§ What you need to do: Provide nothing but the number of lines containing the string "text".

§ Material supplied:

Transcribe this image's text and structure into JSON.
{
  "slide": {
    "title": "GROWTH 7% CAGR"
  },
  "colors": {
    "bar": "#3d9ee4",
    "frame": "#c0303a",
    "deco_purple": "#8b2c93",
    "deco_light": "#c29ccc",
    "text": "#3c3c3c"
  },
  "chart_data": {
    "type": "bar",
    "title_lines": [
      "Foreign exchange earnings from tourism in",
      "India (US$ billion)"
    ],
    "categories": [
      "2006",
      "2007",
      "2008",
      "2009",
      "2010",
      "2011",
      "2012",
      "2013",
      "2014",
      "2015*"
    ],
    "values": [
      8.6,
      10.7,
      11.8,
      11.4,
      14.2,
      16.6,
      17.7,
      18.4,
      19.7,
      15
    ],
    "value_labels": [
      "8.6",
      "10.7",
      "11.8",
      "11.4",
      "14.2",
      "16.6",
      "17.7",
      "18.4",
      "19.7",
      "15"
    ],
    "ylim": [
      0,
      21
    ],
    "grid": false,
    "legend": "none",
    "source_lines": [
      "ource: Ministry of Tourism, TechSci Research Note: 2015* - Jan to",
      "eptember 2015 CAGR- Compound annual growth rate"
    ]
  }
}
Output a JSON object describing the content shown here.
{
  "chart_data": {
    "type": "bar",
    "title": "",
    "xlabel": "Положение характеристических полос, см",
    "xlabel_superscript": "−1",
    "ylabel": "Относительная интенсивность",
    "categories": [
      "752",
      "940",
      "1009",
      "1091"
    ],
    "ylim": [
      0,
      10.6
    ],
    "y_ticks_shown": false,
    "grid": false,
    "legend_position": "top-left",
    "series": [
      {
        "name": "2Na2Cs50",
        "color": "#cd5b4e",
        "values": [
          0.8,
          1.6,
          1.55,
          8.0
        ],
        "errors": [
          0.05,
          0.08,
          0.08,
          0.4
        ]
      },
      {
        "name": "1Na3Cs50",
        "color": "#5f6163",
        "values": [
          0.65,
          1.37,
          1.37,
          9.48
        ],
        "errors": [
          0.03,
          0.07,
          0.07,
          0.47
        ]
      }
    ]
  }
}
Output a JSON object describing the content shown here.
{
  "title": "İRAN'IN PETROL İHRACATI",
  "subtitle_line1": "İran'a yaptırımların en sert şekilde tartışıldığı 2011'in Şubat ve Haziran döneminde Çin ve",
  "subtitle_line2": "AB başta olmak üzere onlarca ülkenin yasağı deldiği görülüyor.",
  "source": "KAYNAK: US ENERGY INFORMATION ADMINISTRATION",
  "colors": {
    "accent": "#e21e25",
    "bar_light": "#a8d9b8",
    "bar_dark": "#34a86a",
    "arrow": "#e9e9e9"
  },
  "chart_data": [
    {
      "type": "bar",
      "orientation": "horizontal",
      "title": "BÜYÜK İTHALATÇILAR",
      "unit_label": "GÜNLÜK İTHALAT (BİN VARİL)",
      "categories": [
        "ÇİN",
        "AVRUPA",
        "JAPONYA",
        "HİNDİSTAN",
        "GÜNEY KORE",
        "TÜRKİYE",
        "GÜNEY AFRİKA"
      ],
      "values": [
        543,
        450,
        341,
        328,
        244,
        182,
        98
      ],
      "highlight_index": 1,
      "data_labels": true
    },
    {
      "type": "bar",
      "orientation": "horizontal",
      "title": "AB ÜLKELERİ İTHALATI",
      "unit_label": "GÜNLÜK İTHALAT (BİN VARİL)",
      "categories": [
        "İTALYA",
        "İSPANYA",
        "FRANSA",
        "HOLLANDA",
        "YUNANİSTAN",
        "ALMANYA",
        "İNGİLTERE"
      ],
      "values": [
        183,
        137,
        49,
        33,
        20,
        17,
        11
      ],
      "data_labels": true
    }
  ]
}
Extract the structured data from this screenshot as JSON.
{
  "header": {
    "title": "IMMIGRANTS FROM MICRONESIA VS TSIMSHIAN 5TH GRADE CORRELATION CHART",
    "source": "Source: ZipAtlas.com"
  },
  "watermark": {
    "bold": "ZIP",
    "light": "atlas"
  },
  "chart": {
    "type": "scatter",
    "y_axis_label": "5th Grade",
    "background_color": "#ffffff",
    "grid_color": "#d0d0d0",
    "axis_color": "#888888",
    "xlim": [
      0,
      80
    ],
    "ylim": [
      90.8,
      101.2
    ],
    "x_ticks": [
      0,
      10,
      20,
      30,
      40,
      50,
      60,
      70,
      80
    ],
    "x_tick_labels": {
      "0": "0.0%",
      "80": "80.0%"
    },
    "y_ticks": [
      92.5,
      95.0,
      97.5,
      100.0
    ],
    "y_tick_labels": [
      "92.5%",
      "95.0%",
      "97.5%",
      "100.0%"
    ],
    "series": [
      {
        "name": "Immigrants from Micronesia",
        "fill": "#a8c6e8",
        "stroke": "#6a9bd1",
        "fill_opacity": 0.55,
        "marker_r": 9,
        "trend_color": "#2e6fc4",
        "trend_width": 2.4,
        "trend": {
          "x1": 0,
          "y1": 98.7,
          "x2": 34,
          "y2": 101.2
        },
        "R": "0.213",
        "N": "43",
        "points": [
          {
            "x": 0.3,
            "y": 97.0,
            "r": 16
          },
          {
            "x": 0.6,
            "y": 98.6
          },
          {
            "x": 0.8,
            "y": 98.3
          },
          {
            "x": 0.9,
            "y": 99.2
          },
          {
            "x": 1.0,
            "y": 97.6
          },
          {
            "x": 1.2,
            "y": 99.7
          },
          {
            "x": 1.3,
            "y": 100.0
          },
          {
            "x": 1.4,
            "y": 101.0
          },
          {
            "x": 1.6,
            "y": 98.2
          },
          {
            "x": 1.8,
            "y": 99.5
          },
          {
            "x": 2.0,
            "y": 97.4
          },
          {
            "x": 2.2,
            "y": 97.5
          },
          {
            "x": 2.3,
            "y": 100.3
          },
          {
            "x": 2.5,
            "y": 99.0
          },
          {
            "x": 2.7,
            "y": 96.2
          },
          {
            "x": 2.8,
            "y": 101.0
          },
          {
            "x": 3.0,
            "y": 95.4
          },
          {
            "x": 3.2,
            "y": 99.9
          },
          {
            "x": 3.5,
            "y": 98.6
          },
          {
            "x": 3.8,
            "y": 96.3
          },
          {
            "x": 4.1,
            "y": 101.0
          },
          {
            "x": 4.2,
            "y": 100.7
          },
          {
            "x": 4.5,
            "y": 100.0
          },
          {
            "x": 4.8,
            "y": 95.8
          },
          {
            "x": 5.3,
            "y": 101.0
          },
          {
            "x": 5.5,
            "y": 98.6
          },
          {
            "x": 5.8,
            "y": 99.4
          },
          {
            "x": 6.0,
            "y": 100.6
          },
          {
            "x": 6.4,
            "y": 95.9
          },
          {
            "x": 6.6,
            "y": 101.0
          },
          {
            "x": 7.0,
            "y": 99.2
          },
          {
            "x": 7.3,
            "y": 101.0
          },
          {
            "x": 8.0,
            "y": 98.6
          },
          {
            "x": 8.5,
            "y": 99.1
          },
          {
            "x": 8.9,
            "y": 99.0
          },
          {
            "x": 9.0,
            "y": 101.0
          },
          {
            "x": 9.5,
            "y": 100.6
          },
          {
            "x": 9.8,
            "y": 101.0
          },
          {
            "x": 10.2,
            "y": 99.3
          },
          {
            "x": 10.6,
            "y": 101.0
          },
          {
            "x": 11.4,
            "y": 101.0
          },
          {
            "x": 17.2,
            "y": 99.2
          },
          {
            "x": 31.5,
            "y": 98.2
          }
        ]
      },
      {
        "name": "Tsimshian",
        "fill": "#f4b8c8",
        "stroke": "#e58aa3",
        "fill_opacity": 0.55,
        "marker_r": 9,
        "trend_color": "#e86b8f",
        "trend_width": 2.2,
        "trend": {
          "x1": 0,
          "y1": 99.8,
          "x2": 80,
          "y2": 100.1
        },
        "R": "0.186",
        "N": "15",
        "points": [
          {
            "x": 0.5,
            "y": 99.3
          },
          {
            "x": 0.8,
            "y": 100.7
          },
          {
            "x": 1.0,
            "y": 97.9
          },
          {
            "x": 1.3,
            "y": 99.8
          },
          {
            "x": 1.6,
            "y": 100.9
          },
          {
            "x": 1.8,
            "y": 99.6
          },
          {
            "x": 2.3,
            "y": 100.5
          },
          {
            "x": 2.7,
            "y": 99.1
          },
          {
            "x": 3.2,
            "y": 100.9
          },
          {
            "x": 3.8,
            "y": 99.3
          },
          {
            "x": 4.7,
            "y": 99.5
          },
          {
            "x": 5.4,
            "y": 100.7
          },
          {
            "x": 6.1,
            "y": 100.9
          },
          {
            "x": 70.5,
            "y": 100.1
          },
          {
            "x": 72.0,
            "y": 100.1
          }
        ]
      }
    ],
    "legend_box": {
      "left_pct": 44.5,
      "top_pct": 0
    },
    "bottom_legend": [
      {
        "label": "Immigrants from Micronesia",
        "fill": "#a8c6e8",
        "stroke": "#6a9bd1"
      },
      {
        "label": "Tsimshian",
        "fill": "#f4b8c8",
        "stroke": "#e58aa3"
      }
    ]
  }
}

§ Finished exercise: 2